> **WHAT THIS TASK INVOLVES**
Print every entry word for word, but omit the pictures.

--- start of DATA SECTION ---

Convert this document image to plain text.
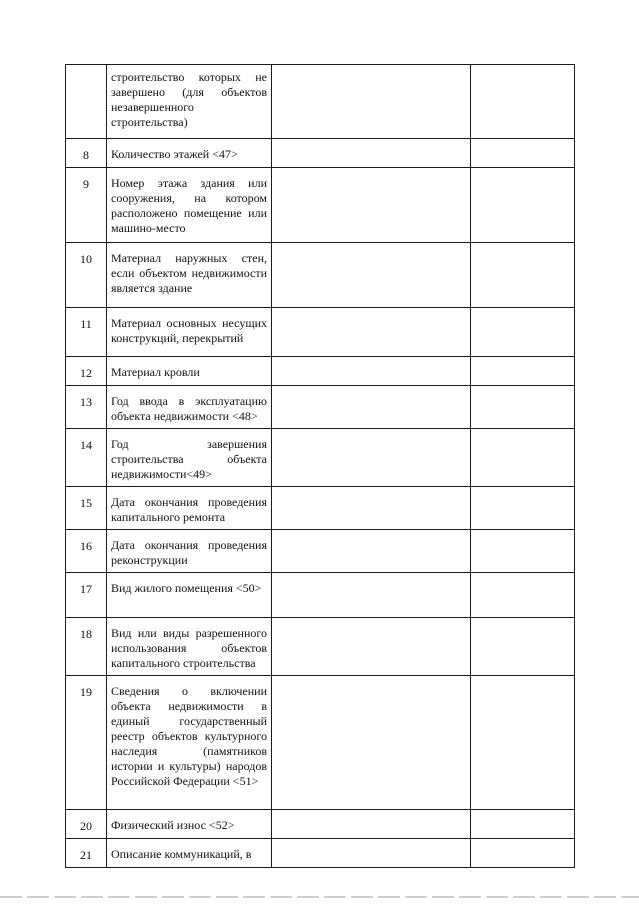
	строительство которых не завершено (для объектов незавершенного строительства)		
8	Количество этажей <47>		
9	Номер этажа здания или сооружения, на котором расположено помещение или машино-место		
10	Материал наружных стен, если объектом недвижимости является здание		
11	Материал основных несущих конструкций, перекрытий		
12	Материал кровли		
13	Год ввода в эксплуатацию объекта недвижимости <48>		
14	Год завершения строительства объекта недвижимости<49>		
15	Дата окончания проведения капитального ремонта		
16	Дата окончания проведения реконструкции		
17	Вид жилого помещения <50>		
18	Вид или виды разрешенного использования объектов капитального строительства		
19	Сведения о включении объекта недвижимости в единый государственный реестр объектов культурного наследия (памятников истории и культуры) народов Российской Федерации <51>		
20	Физический износ <52>		
21	Описание коммуникаций, в		
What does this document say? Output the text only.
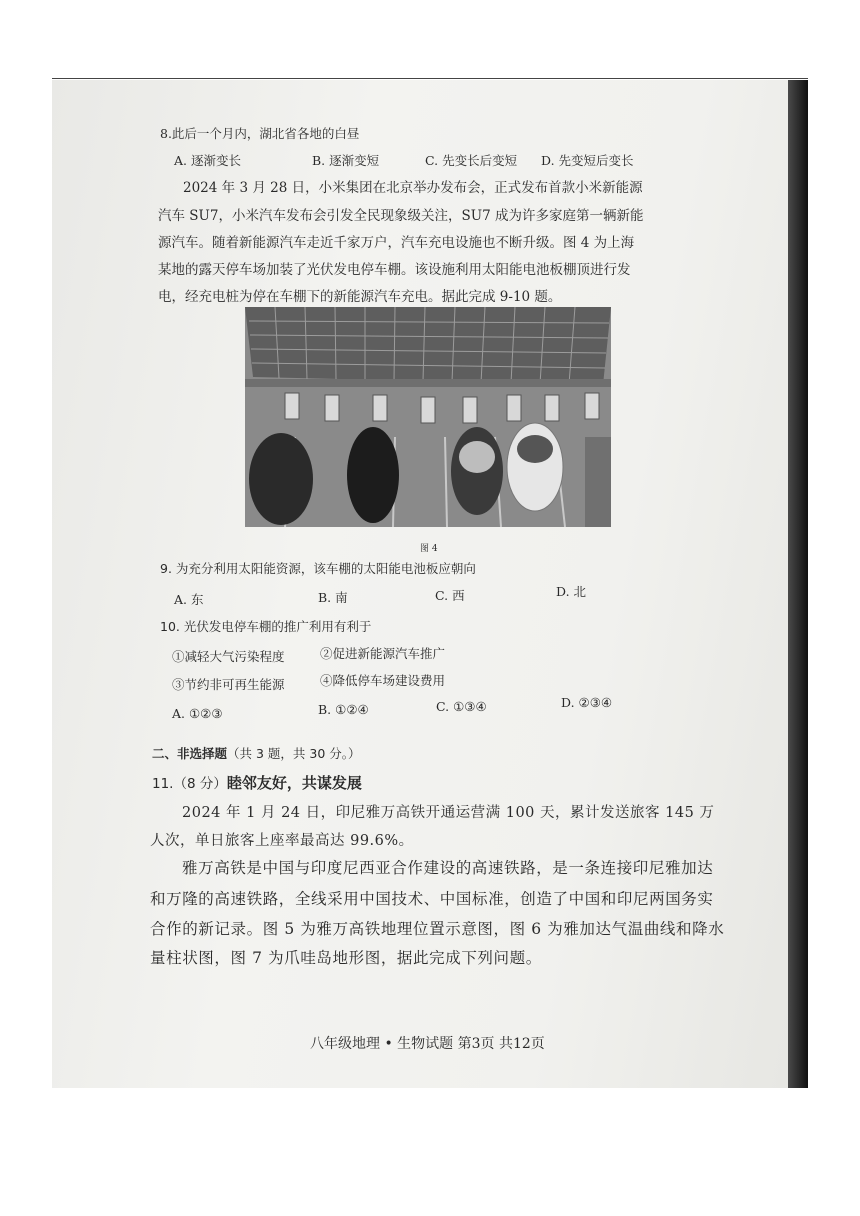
8.此后一个月内，湖北省各地的白昼
A. 逐渐变长	B. 逐渐变短	C. 先变长后变短 D. 先变短后变长
2024 年 3 月 28 日，小米集团在北京举办发布会，正式发布首款小米新能源
汽车 SU7，小米汽车发布会引发全民现象级关注，SU7 成为许多家庭第一辆新能
源汽车。随着新能源汽车走近千家万户，汽车充电设施也不断升级。图 4 为上海
某地的露天停车场加装了光伏发电停车棚。该设施利用太阳能电池板棚顶进行发
电，经充电桩为停在车棚下的新能源汽车充电。据此完成 9-10 题。
图 4
9. 为充分利用太阳能资源，该车棚的太阳能电池板应朝向
A. 东	B. 南	C. 西	D. 北
10. 光伏发电停车棚的推广利用有利于
①减轻大气污染程度	②促进新能源汽车推广
③节约非可再生能源	④降低停车场建设费用
A. ①②③	B. ①②④	C. ①③④	D. ②③④
二、非选择题（共 3 题，共 30 分。）
11.（8 分）睦邻友好，共谋发展
2024 年 1 月 24 日，印尼雅万高铁开通运营满 100 天，累计发送旅客 145 万
人次，单日旅客上座率最高达 99.6%。
雅万高铁是中国与印度尼西亚合作建设的高速铁路，是一条连接印尼雅加达
和万隆的高速铁路，全线采用中国技术、中国标准，创造了中国和印尼两国务实
合作的新记录。图 5 为雅万高铁地理位置示意图，图 6 为雅加达气温曲线和降水
量柱状图，图 7 为爪哇岛地形图，据此完成下列问题。
八年级地理 • 生物试题 第3页 共12页
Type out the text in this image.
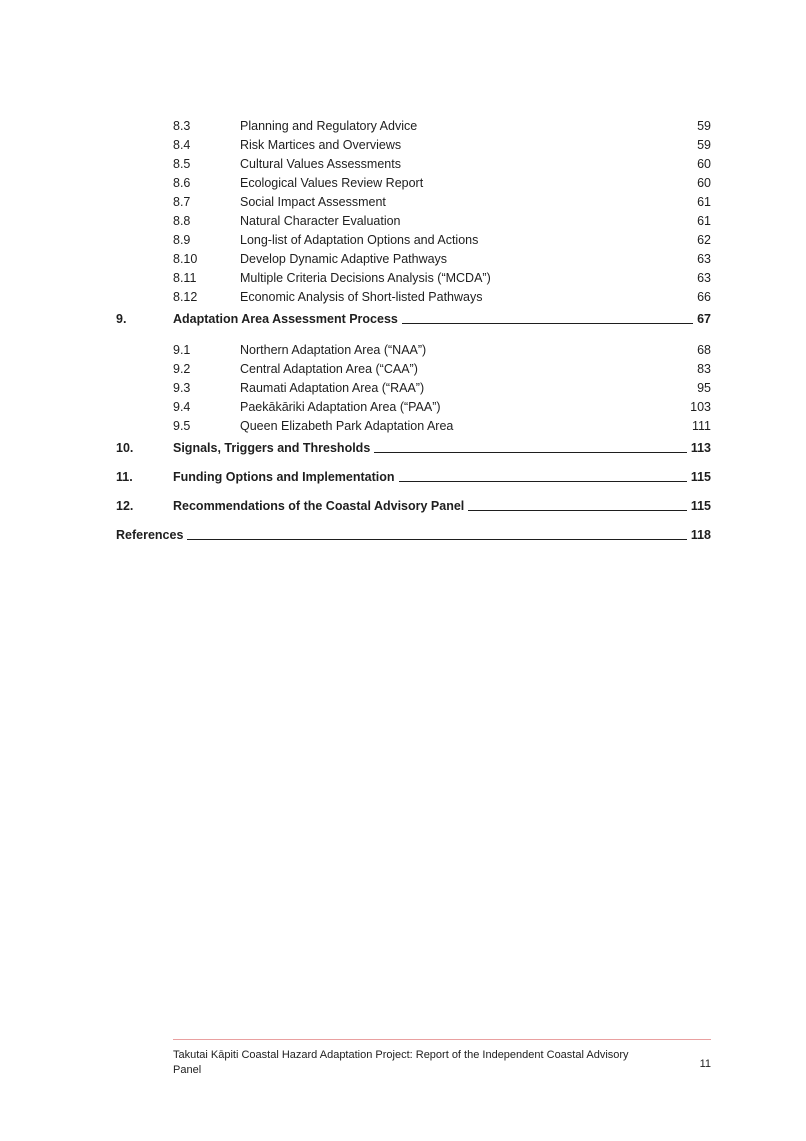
8.3	Planning and Regulatory Advice	59
8.4	Risk Martices and Overviews	59
8.5	Cultural Values Assessments	60
8.6	Ecological Values Review Report	60
8.7	Social Impact Assessment	61
8.8	Natural Character Evaluation	61
8.9	Long-list of Adaptation Options and Actions	62
8.10	Develop Dynamic Adaptive Pathways	63
8.11	Multiple Criteria Decisions Analysis (“MCDA”)	63
8.12	Economic Analysis of Short-listed Pathways	66
9.	Adaptation Area Assessment Process	67
9.1	Northern Adaptation Area (“NAA”)	68
9.2	Central Adaptation Area (“CAA”)	83
9.3	Raumati Adaptation Area (“RAA”)	95
9.4	Paekākāriki Adaptation Area (“PAA”)	103
9.5	Queen Elizabeth Park Adaptation Area	111
10.	Signals, Triggers and Thresholds	113
11.	Funding Options and Implementation	115
12.	Recommendations of the Coastal Advisory Panel	115
References	118
Takutai Kāpiti Coastal Hazard Adaptation Project: Report of the Independent Coastal Advisory Panel	11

--- end of DATA SECTION ---

> **COMPLETE ANSWER**
Convert this document image to plain text.
	строительство которых не завершено (для объектов незавершенного строительства)		
8	Количество этажей <47>		
9	Номер этажа здания или сооружения, на котором расположено помещение или машино-место		
10	Материал наружных стен, если объектом недвижимости является здание		
11	Материал основных несущих конструкций, перекрытий		
12	Материал кровли		
13	Год ввода в эксплуатацию объекта недвижимости <48>		
14	Год завершения строительства объекта недвижимости<49>		
15	Дата окончания проведения капитального ремонта		
16	Дата окончания проведения реконструкции		
17	Вид жилого помещения <50>		
18	Вид или виды разрешенного использования объектов капитального строительства		
19	Сведения о включении объекта недвижимости в единый государственный реестр объектов культурного наследия (памятников истории и культуры) народов Российской Федерации <51>		
20	Физический износ <52>		
21	Описание коммуникаций, в		
What does this document say? Output the text only.
8.此后一个月内，湖北省各地的白昼
A. 逐渐变长	B. 逐渐变短	C. 先变长后变短 D. 先变短后变长
2024 年 3 月 28 日，小米集团在北京举办发布会，正式发布首款小米新能源
汽车 SU7，小米汽车发布会引发全民现象级关注，SU7 成为许多家庭第一辆新能
源汽车。随着新能源汽车走近千家万户，汽车充电设施也不断升级。图 4 为上海
某地的露天停车场加装了光伏发电停车棚。该设施利用太阳能电池板棚顶进行发
电，经充电桩为停在车棚下的新能源汽车充电。据此完成 9-10 题。
图 4
9. 为充分利用太阳能资源，该车棚的太阳能电池板应朝向
A. 东	B. 南	C. 西	D. 北
10. 光伏发电停车棚的推广利用有利于
①减轻大气污染程度	②促进新能源汽车推广
③节约非可再生能源	④降低停车场建设费用
A. ①②③	B. ①②④	C. ①③④	D. ②③④
二、非选择题（共 3 题，共 30 分。）
11.（8 分）睦邻友好，共谋发展
2024 年 1 月 24 日，印尼雅万高铁开通运营满 100 天，累计发送旅客 145 万
人次，单日旅客上座率最高达 99.6%。
雅万高铁是中国与印度尼西亚合作建设的高速铁路，是一条连接印尼雅加达
和万隆的高速铁路，全线采用中国技术、中国标准，创造了中国和印尼两国务实
合作的新记录。图 5 为雅万高铁地理位置示意图，图 6 为雅加达气温曲线和降水
量柱状图，图 7 为爪哇岛地形图，据此完成下列问题。
八年级地理 • 生物试题 第3页 共12页
Type out the text in this image.
8.3	Planning and Regulatory Advice	59
8.4	Risk Martices and Overviews	59
8.5	Cultural Values Assessments	60
8.6	Ecological Values Review Report	60
8.7	Social Impact Assessment	61
8.8	Natural Character Evaluation	61
8.9	Long-list of Adaptation Options and Actions	62
8.10	Develop Dynamic Adaptive Pathways	63
8.11	Multiple Criteria Decisions Analysis (“MCDA”)	63
8.12	Economic Analysis of Short-listed Pathways	66
9.	Adaptation Area Assessment Process	67
9.1	Northern Adaptation Area (“NAA”)	68
9.2	Central Adaptation Area (“CAA”)	83
9.3	Raumati Adaptation Area (“RAA”)	95
9.4	Paekākāriki Adaptation Area (“PAA”)	103
9.5	Queen Elizabeth Park Adaptation Area	111
10.	Signals, Triggers and Thresholds	113
11.	Funding Options and Implementation	115
12.	Recommendations of the Coastal Advisory Panel	115
References	118
Takutai Kāpiti Coastal Hazard Adaptation Project: Report of the Independent Coastal Advisory Panel	11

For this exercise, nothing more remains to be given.